#### Work to do
Write out the entire listing below exactly, with the pictures left out.

Stored data:

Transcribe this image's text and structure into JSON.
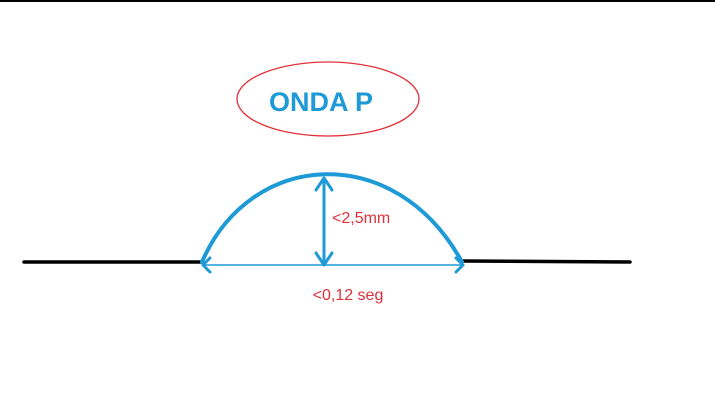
{
  "title": {
    "text": "ONDA P",
    "text_color": "#1e9ad6",
    "oval_color": "#e0313a"
  },
  "amplitude_label": "<2,5mm",
  "duration_label": "<0,12 seg",
  "colors": {
    "baseline": "#000000",
    "wave": "#1e9ad6",
    "arrows": "#1e9ad6",
    "labels": "#e0313a"
  }
}
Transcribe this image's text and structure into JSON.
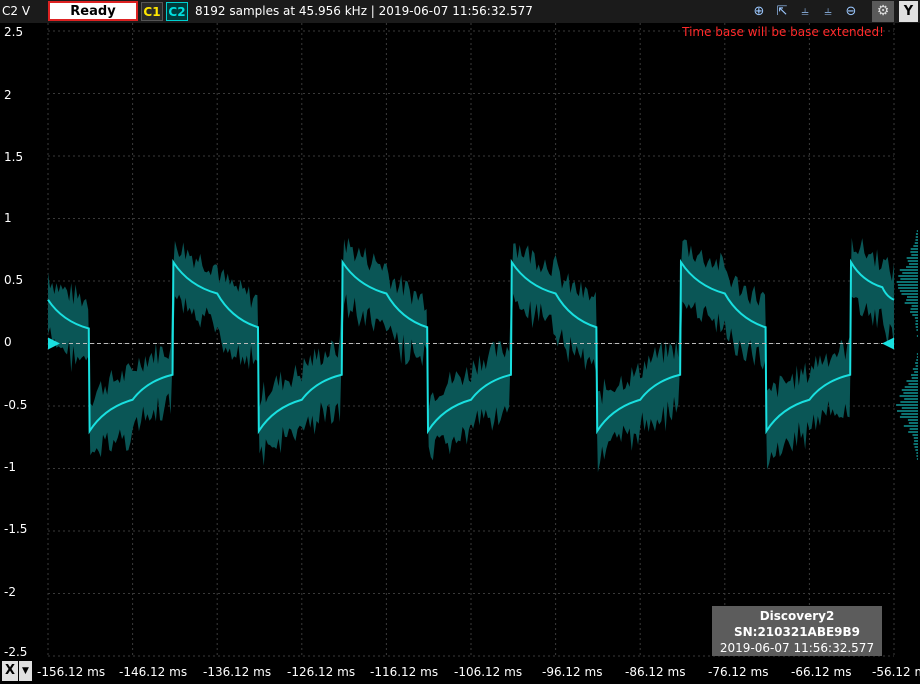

#### The result
Transcribe this image's text and structure into JSON.
{
  "title": {
    "text": "ONDA P",
    "text_color": "#1e9ad6",
    "oval_color": "#e0313a"
  },
  "amplitude_label": "<2,5mm",
  "duration_label": "<0,12 seg",
  "colors": {
    "baseline": "#000000",
    "wave": "#1e9ad6",
    "arrows": "#1e9ad6",
    "labels": "#e0313a"
  }
}
Transcribe this image's text and structure into JSON.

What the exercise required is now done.